↓↓↓

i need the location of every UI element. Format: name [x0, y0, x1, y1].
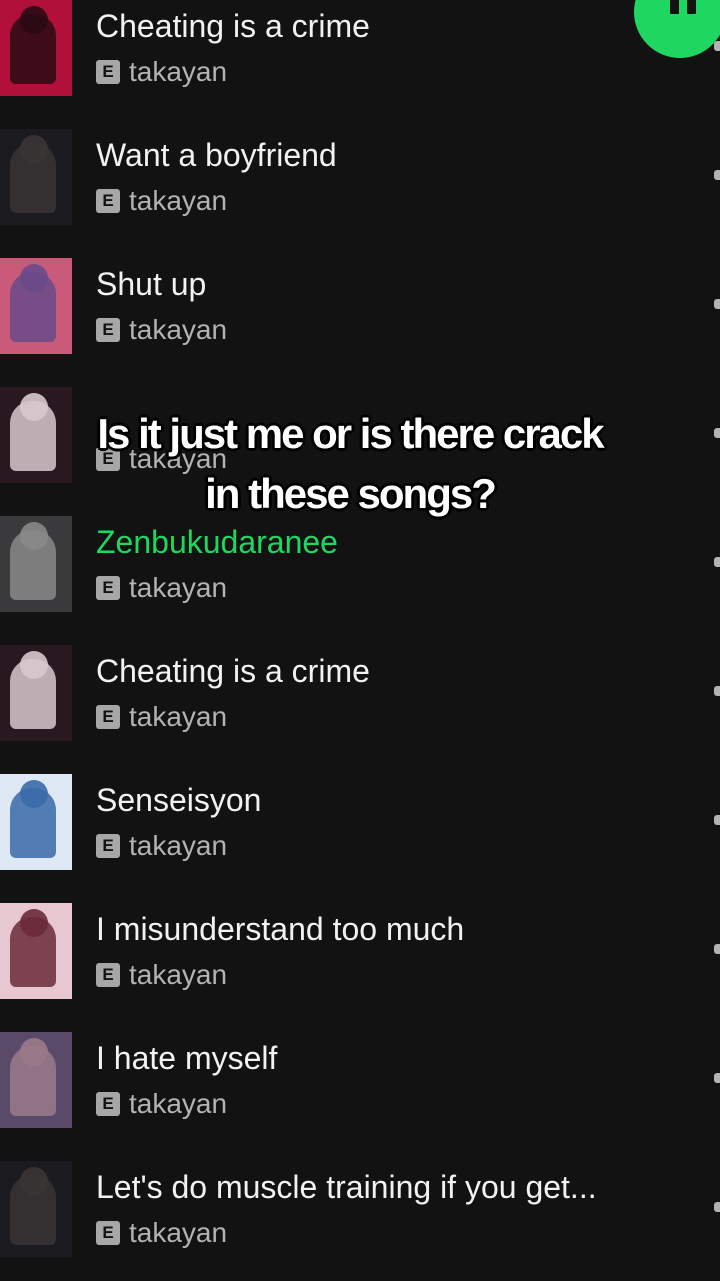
- explicit-badge: E: [96, 1092, 120, 1116]
- track-title: Let's do muscle training if you get...: [96, 1169, 597, 1205]
- track-title: I misunderstand too much: [96, 911, 465, 947]
- track-artist[interactable]: takayan: [129, 1218, 227, 1248]
- track-subtitle: E takayan: [96, 57, 227, 87]
- album-art: [0, 0, 72, 96]
- track-title: Zenbukudaranee: [96, 524, 338, 560]
- more-options-icon[interactable]: [714, 686, 720, 696]
- more-options-icon[interactable]: [714, 428, 720, 438]
- more-options-icon[interactable]: [714, 170, 720, 180]
- track-row[interactable]: Zenbukudaranee E takayan: [0, 507, 720, 636]
- explicit-badge: E: [96, 318, 120, 342]
- album-art: [0, 1161, 72, 1257]
- track-list: Cheating is a crime E takayan Want a boy…: [0, 0, 720, 1280]
- track-title: Shut up: [96, 266, 207, 302]
- track-row[interactable]: Let's do muscle training if you get... E…: [0, 1152, 720, 1281]
- track-subtitle: E takayan: [96, 1218, 227, 1248]
- track-artist[interactable]: takayan: [129, 702, 227, 732]
- explicit-badge: E: [96, 60, 120, 84]
- album-art: [0, 645, 72, 741]
- track-row[interactable]: Cheating is a crime E takayan: [0, 0, 720, 120]
- track-title: Cheating is a crime: [96, 653, 370, 689]
- album-art: [0, 774, 72, 870]
- more-options-icon[interactable]: [714, 1073, 720, 1083]
- more-options-icon[interactable]: [714, 815, 720, 825]
- track-artist[interactable]: takayan: [129, 573, 227, 603]
- track-artist[interactable]: takayan: [129, 1089, 227, 1119]
- explicit-badge: E: [96, 576, 120, 600]
- track-row[interactable]: Senseisyon E takayan: [0, 765, 720, 894]
- more-options-icon[interactable]: [714, 944, 720, 954]
- explicit-badge: E: [96, 1221, 120, 1245]
- caption-line: Is it just me or is there crack: [97, 410, 604, 457]
- track-subtitle: E takayan: [96, 315, 227, 345]
- track-row[interactable]: I hate myself E takayan: [0, 1023, 720, 1152]
- track-row[interactable]: Shut up E takayan: [0, 249, 720, 378]
- album-art: [0, 903, 72, 999]
- video-caption: Is it just me or is there crack in these…: [30, 404, 670, 524]
- track-subtitle: E takayan: [96, 573, 227, 603]
- album-art: [0, 516, 72, 612]
- explicit-badge: E: [96, 834, 120, 858]
- track-artist[interactable]: takayan: [129, 315, 227, 345]
- explicit-badge: E: [96, 189, 120, 213]
- more-options-icon[interactable]: [714, 299, 720, 309]
- more-options-icon[interactable]: [714, 41, 720, 51]
- track-subtitle: E takayan: [96, 960, 227, 990]
- pause-icon: [670, 0, 700, 14]
- caption-line: in these songs?: [205, 470, 497, 517]
- track-row[interactable]: I misunderstand too much E takayan: [0, 894, 720, 1023]
- album-art: [0, 1032, 72, 1128]
- track-artist[interactable]: takayan: [129, 57, 227, 87]
- track-artist[interactable]: takayan: [129, 831, 227, 861]
- track-title: Want a boyfriend: [96, 137, 337, 173]
- track-row[interactable]: Want a boyfriend E takayan: [0, 120, 720, 249]
- track-row[interactable]: Cheating is a crime E takayan: [0, 636, 720, 765]
- track-subtitle: E takayan: [96, 186, 227, 216]
- explicit-badge: E: [96, 705, 120, 729]
- track-subtitle: E takayan: [96, 1089, 227, 1119]
- album-art: [0, 258, 72, 354]
- track-subtitle: E takayan: [96, 702, 227, 732]
- track-title: Cheating is a crime: [96, 8, 370, 44]
- track-title: Senseisyon: [96, 782, 262, 818]
- track-artist[interactable]: takayan: [129, 186, 227, 216]
- explicit-badge: E: [96, 963, 120, 987]
- more-options-icon[interactable]: [714, 1202, 720, 1212]
- track-title: I hate myself: [96, 1040, 278, 1076]
- track-subtitle: E takayan: [96, 831, 227, 861]
- track-artist[interactable]: takayan: [129, 960, 227, 990]
- more-options-icon[interactable]: [714, 557, 720, 567]
- album-art: [0, 129, 72, 225]
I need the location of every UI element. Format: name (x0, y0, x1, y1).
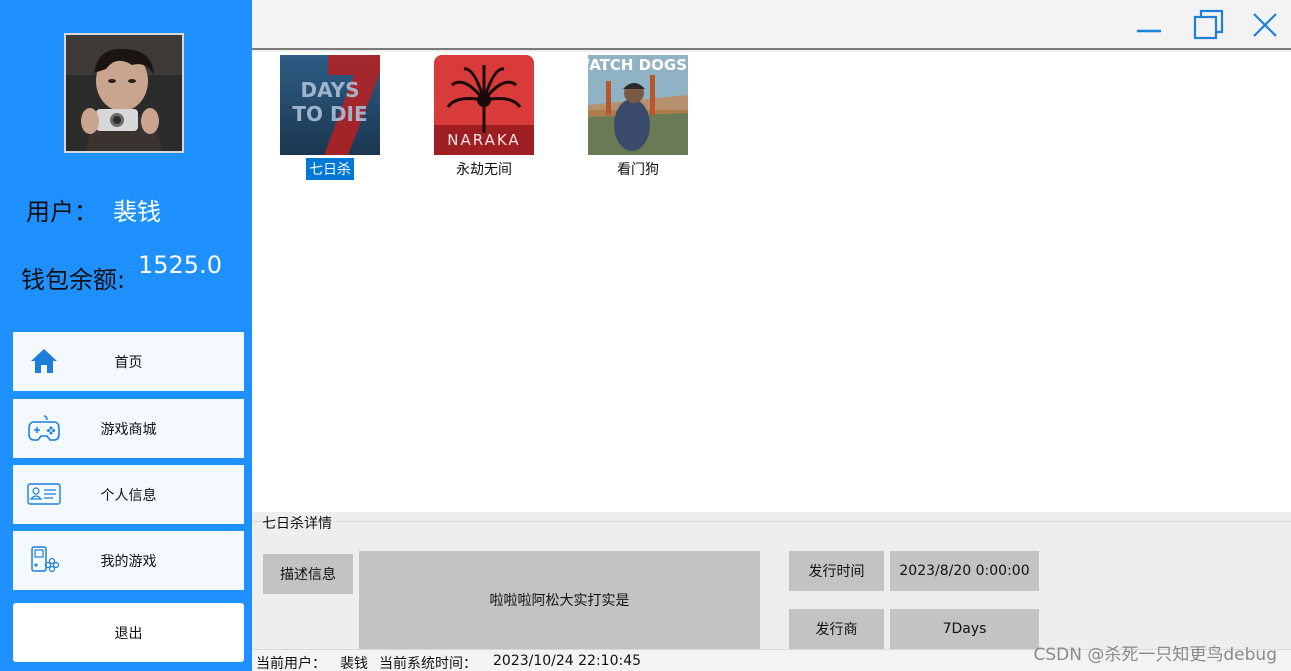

↑↑↑

__INSTRUCTION__. Could you output all of the data above again, unchanged and line for line, but without the pictures?

__SOLUTION__.
i need the location of every UI element. Format: name [x0, y0, x1, y1].
- explicit-badge: E: [96, 1092, 120, 1116]
- track-title: Let's do muscle training if you get...: [96, 1169, 597, 1205]
- track-title: I misunderstand too much: [96, 911, 465, 947]
- track-artist[interactable]: takayan: [129, 1218, 227, 1248]
- track-subtitle: E takayan: [96, 57, 227, 87]
- album-art: [0, 0, 72, 96]
- track-title: Zenbukudaranee: [96, 524, 338, 560]
- more-options-icon[interactable]: [714, 686, 720, 696]
- more-options-icon[interactable]: [714, 428, 720, 438]
- more-options-icon[interactable]: [714, 170, 720, 180]
- track-row[interactable]: Zenbukudaranee E takayan: [0, 507, 720, 636]
- explicit-badge: E: [96, 318, 120, 342]
- album-art: [0, 1161, 72, 1257]
- track-list: Cheating is a crime E takayan Want a boy…: [0, 0, 720, 1280]
- track-title: Shut up: [96, 266, 207, 302]
- track-row[interactable]: Let's do muscle training if you get... E…: [0, 1152, 720, 1281]
- track-subtitle: E takayan: [96, 1218, 227, 1248]
- track-artist[interactable]: takayan: [129, 702, 227, 732]
- explicit-badge: E: [96, 60, 120, 84]
- album-art: [0, 645, 72, 741]
- track-row[interactable]: Cheating is a crime E takayan: [0, 0, 720, 120]
- track-title: Cheating is a crime: [96, 653, 370, 689]
- album-art: [0, 774, 72, 870]
- more-options-icon[interactable]: [714, 1073, 720, 1083]
- more-options-icon[interactable]: [714, 815, 720, 825]
- track-artist[interactable]: takayan: [129, 573, 227, 603]
- track-artist[interactable]: takayan: [129, 1089, 227, 1119]
- explicit-badge: E: [96, 576, 120, 600]
- track-row[interactable]: Senseisyon E takayan: [0, 765, 720, 894]
- more-options-icon[interactable]: [714, 944, 720, 954]
- explicit-badge: E: [96, 1221, 120, 1245]
- caption-line: Is it just me or is there crack: [97, 410, 604, 457]
- track-subtitle: E takayan: [96, 315, 227, 345]
- track-row[interactable]: I hate myself E takayan: [0, 1023, 720, 1152]
- track-row[interactable]: Shut up E takayan: [0, 249, 720, 378]
- album-art: [0, 903, 72, 999]
- video-caption: Is it just me or is there crack in these…: [30, 404, 670, 524]
- track-subtitle: E takayan: [96, 573, 227, 603]
- album-art: [0, 516, 72, 612]
- explicit-badge: E: [96, 834, 120, 858]
- track-artist[interactable]: takayan: [129, 315, 227, 345]
- explicit-badge: E: [96, 189, 120, 213]
- more-options-icon[interactable]: [714, 299, 720, 309]
- more-options-icon[interactable]: [714, 41, 720, 51]
- track-subtitle: E takayan: [96, 960, 227, 990]
- pause-icon: [670, 0, 700, 14]
- caption-line: in these songs?: [205, 470, 497, 517]
- track-row[interactable]: I misunderstand too much E takayan: [0, 894, 720, 1023]
- album-art: [0, 1032, 72, 1128]
- track-artist[interactable]: takayan: [129, 57, 227, 87]
- track-artist[interactable]: takayan: [129, 831, 227, 861]
- track-title: Want a boyfriend: [96, 137, 337, 173]
- track-row[interactable]: Want a boyfriend E takayan: [0, 120, 720, 249]
- track-row[interactable]: Cheating is a crime E takayan: [0, 636, 720, 765]
- track-subtitle: E takayan: [96, 186, 227, 216]
- explicit-badge: E: [96, 705, 120, 729]
- track-subtitle: E takayan: [96, 1089, 227, 1119]
- album-art: [0, 258, 72, 354]
- track-subtitle: E takayan: [96, 702, 227, 732]
- track-title: Cheating is a crime: [96, 8, 370, 44]
- track-title: Senseisyon: [96, 782, 262, 818]
- track-artist[interactable]: takayan: [129, 186, 227, 216]
- explicit-badge: E: [96, 963, 120, 987]
- more-options-icon[interactable]: [714, 1202, 720, 1212]
- track-title: I hate myself: [96, 1040, 278, 1076]
- track-subtitle: E takayan: [96, 831, 227, 861]
- track-artist[interactable]: takayan: [129, 960, 227, 990]
- more-options-icon[interactable]: [714, 557, 720, 567]
- album-art: [0, 129, 72, 225]
I need the location of every UI element. Format: name (x0, y0, x1, y1).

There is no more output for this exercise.